───── TASK DATA

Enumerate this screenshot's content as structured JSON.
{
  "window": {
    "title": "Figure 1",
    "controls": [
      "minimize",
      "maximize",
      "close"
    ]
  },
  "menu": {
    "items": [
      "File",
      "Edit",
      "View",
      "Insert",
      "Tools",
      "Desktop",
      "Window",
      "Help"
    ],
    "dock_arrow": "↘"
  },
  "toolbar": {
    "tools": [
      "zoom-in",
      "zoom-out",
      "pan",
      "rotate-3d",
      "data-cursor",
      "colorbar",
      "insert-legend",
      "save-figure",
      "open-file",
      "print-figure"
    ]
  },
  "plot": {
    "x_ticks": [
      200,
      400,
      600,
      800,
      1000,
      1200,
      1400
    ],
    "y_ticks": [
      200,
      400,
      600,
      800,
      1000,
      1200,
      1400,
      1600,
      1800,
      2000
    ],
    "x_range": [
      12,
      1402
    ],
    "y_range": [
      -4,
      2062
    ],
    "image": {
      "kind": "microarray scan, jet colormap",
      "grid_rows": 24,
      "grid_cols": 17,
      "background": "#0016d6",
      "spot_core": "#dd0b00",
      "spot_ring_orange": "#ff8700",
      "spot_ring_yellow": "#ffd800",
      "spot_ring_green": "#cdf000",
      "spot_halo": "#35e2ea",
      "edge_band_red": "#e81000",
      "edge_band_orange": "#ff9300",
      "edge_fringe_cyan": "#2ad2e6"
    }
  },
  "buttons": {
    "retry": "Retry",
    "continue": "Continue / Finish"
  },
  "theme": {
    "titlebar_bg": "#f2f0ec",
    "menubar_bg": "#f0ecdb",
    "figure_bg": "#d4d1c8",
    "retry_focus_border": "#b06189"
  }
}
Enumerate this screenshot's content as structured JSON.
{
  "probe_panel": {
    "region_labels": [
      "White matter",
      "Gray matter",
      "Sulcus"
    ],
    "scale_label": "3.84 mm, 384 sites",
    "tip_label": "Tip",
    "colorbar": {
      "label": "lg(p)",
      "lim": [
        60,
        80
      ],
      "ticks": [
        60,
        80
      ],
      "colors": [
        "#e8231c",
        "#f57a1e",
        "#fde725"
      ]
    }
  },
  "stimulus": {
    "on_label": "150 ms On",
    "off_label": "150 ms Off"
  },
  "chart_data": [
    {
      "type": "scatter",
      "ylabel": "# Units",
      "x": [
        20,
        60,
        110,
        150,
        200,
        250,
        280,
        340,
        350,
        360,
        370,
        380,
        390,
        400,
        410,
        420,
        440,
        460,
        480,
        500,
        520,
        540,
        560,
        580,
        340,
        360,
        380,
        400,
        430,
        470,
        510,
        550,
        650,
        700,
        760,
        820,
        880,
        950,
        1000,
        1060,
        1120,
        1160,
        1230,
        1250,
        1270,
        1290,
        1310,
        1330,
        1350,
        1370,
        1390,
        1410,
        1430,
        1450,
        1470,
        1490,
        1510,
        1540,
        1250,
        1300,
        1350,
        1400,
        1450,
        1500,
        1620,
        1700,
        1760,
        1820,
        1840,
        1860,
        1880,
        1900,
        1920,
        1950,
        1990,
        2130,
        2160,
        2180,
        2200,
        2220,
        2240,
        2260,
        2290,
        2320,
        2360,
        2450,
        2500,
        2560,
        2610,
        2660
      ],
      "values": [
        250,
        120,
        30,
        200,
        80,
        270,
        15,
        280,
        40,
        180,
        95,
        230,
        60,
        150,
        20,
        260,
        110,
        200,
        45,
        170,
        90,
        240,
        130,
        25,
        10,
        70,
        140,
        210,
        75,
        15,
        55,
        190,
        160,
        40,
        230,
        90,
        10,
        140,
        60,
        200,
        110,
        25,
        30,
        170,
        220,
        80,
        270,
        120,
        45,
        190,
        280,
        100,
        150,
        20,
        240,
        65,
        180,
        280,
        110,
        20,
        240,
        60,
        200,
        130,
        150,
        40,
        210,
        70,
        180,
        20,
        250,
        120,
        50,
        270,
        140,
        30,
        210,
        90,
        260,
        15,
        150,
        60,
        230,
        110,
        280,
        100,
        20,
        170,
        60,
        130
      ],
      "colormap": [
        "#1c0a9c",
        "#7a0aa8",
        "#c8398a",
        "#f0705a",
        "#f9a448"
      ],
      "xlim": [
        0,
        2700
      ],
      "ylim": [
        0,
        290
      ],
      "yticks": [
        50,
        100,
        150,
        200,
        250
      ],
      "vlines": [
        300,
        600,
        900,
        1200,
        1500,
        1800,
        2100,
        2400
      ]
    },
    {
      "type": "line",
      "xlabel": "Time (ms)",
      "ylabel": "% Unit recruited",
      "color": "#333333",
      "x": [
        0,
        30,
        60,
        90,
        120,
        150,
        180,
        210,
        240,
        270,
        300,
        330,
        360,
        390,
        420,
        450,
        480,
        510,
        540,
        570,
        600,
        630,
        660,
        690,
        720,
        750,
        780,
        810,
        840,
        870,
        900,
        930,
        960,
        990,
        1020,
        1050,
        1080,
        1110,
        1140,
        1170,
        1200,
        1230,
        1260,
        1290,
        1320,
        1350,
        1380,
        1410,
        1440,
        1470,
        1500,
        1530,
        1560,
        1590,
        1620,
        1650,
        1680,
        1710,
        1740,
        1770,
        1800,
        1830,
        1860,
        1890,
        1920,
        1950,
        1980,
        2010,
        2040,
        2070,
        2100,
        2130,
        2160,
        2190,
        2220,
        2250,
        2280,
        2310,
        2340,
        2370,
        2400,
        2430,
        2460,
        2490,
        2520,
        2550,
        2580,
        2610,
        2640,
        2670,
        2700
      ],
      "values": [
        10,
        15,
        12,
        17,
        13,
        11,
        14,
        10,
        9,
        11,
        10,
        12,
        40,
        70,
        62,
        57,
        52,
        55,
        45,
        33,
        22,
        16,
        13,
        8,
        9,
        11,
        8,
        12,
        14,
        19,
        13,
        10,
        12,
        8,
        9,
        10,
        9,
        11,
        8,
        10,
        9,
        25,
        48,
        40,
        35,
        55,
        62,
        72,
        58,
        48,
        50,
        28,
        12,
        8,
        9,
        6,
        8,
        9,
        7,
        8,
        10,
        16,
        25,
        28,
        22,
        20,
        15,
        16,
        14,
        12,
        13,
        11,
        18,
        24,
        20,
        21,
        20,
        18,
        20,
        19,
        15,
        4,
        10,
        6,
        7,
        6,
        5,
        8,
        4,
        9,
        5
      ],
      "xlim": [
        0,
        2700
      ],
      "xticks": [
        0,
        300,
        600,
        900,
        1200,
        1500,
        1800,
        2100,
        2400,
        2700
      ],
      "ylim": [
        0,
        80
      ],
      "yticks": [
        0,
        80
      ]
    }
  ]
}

──────────

# [GIVEN PROBLEM]
Every line of the data above should be copied exactly.

# [TASK SOLUTION]
Enumerate this screenshot's content as structured JSON.
{
  "window": {
    "title": "Figure 1",
    "controls": [
      "minimize",
      "maximize",
      "close"
    ]
  },
  "menu": {
    "items": [
      "File",
      "Edit",
      "View",
      "Insert",
      "Tools",
      "Desktop",
      "Window",
      "Help"
    ],
    "dock_arrow": "↘"
  },
  "toolbar": {
    "tools": [
      "zoom-in",
      "zoom-out",
      "pan",
      "rotate-3d",
      "data-cursor",
      "colorbar",
      "insert-legend",
      "save-figure",
      "open-file",
      "print-figure"
    ]
  },
  "plot": {
    "x_ticks": [
      200,
      400,
      600,
      800,
      1000,
      1200,
      1400
    ],
    "y_ticks": [
      200,
      400,
      600,
      800,
      1000,
      1200,
      1400,
      1600,
      1800,
      2000
    ],
    "x_range": [
      12,
      1402
    ],
    "y_range": [
      -4,
      2062
    ],
    "image": {
      "kind": "microarray scan, jet colormap",
      "grid_rows": 24,
      "grid_cols": 17,
      "background": "#0016d6",
      "spot_core": "#dd0b00",
      "spot_ring_orange": "#ff8700",
      "spot_ring_yellow": "#ffd800",
      "spot_ring_green": "#cdf000",
      "spot_halo": "#35e2ea",
      "edge_band_red": "#e81000",
      "edge_band_orange": "#ff9300",
      "edge_fringe_cyan": "#2ad2e6"
    }
  },
  "buttons": {
    "retry": "Retry",
    "continue": "Continue / Finish"
  },
  "theme": {
    "titlebar_bg": "#f2f0ec",
    "menubar_bg": "#f0ecdb",
    "figure_bg": "#d4d1c8",
    "retry_focus_border": "#b06189"
  }
}
Enumerate this screenshot's content as structured JSON.
{
  "probe_panel": {
    "region_labels": [
      "White matter",
      "Gray matter",
      "Sulcus"
    ],
    "scale_label": "3.84 mm, 384 sites",
    "tip_label": "Tip",
    "colorbar": {
      "label": "lg(p)",
      "lim": [
        60,
        80
      ],
      "ticks": [
        60,
        80
      ],
      "colors": [
        "#e8231c",
        "#f57a1e",
        "#fde725"
      ]
    }
  },
  "stimulus": {
    "on_label": "150 ms On",
    "off_label": "150 ms Off"
  },
  "chart_data": [
    {
      "type": "scatter",
      "ylabel": "# Units",
      "x": [
        20,
        60,
        110,
        150,
        200,
        250,
        280,
        340,
        350,
        360,
        370,
        380,
        390,
        400,
        410,
        420,
        440,
        460,
        480,
        500,
        520,
        540,
        560,
        580,
        340,
        360,
        380,
        400,
        430,
        470,
        510,
        550,
        650,
        700,
        760,
        820,
        880,
        950,
        1000,
        1060,
        1120,
        1160,
        1230,
        1250,
        1270,
        1290,
        1310,
        1330,
        1350,
        1370,
        1390,
        1410,
        1430,
        1450,
        1470,
        1490,
        1510,
        1540,
        1250,
        1300,
        1350,
        1400,
        1450,
        1500,
        1620,
        1700,
        1760,
        1820,
        1840,
        1860,
        1880,
        1900,
        1920,
        1950,
        1990,
        2130,
        2160,
        2180,
        2200,
        2220,
        2240,
        2260,
        2290,
        2320,
        2360,
        2450,
        2500,
        2560,
        2610,
        2660
      ],
      "values": [
        250,
        120,
        30,
        200,
        80,
        270,
        15,
        280,
        40,
        180,
        95,
        230,
        60,
        150,
        20,
        260,
        110,
        200,
        45,
        170,
        90,
        240,
        130,
        25,
        10,
        70,
        140,
        210,
        75,
        15,
        55,
        190,
        160,
        40,
        230,
        90,
        10,
        140,
        60,
        200,
        110,
        25,
        30,
        170,
        220,
        80,
        270,
        120,
        45,
        190,
        280,
        100,
        150,
        20,
        240,
        65,
        180,
        280,
        110,
        20,
        240,
        60,
        200,
        130,
        150,
        40,
        210,
        70,
        180,
        20,
        250,
        120,
        50,
        270,
        140,
        30,
        210,
        90,
        260,
        15,
        150,
        60,
        230,
        110,
        280,
        100,
        20,
        170,
        60,
        130
      ],
      "colormap": [
        "#1c0a9c",
        "#7a0aa8",
        "#c8398a",
        "#f0705a",
        "#f9a448"
      ],
      "xlim": [
        0,
        2700
      ],
      "ylim": [
        0,
        290
      ],
      "yticks": [
        50,
        100,
        150,
        200,
        250
      ],
      "vlines": [
        300,
        600,
        900,
        1200,
        1500,
        1800,
        2100,
        2400
      ]
    },
    {
      "type": "line",
      "xlabel": "Time (ms)",
      "ylabel": "% Unit recruited",
      "color": "#333333",
      "x": [
        0,
        30,
        60,
        90,
        120,
        150,
        180,
        210,
        240,
        270,
        300,
        330,
        360,
        390,
        420,
        450,
        480,
        510,
        540,
        570,
        600,
        630,
        660,
        690,
        720,
        750,
        780,
        810,
        840,
        870,
        900,
        930,
        960,
        990,
        1020,
        1050,
        1080,
        1110,
        1140,
        1170,
        1200,
        1230,
        1260,
        1290,
        1320,
        1350,
        1380,
        1410,
        1440,
        1470,
        1500,
        1530,
        1560,
        1590,
        1620,
        1650,
        1680,
        1710,
        1740,
        1770,
        1800,
        1830,
        1860,
        1890,
        1920,
        1950,
        1980,
        2010,
        2040,
        2070,
        2100,
        2130,
        2160,
        2190,
        2220,
        2250,
        2280,
        2310,
        2340,
        2370,
        2400,
        2430,
        2460,
        2490,
        2520,
        2550,
        2580,
        2610,
        2640,
        2670,
        2700
      ],
      "values": [
        10,
        15,
        12,
        17,
        13,
        11,
        14,
        10,
        9,
        11,
        10,
        12,
        40,
        70,
        62,
        57,
        52,
        55,
        45,
        33,
        22,
        16,
        13,
        8,
        9,
        11,
        8,
        12,
        14,
        19,
        13,
        10,
        12,
        8,
        9,
        10,
        9,
        11,
        8,
        10,
        9,
        25,
        48,
        40,
        35,
        55,
        62,
        72,
        58,
        48,
        50,
        28,
        12,
        8,
        9,
        6,
        8,
        9,
        7,
        8,
        10,
        16,
        25,
        28,
        22,
        20,
        15,
        16,
        14,
        12,
        13,
        11,
        18,
        24,
        20,
        21,
        20,
        18,
        20,
        19,
        15,
        4,
        10,
        6,
        7,
        6,
        5,
        8,
        4,
        9,
        5
      ],
      "xlim": [
        0,
        2700
      ],
      "xticks": [
        0,
        300,
        600,
        900,
        1200,
        1500,
        1800,
        2100,
        2400,
        2700
      ],
      "ylim": [
        0,
        80
      ],
      "yticks": [
        0,
        80
      ]
    }
  ]
}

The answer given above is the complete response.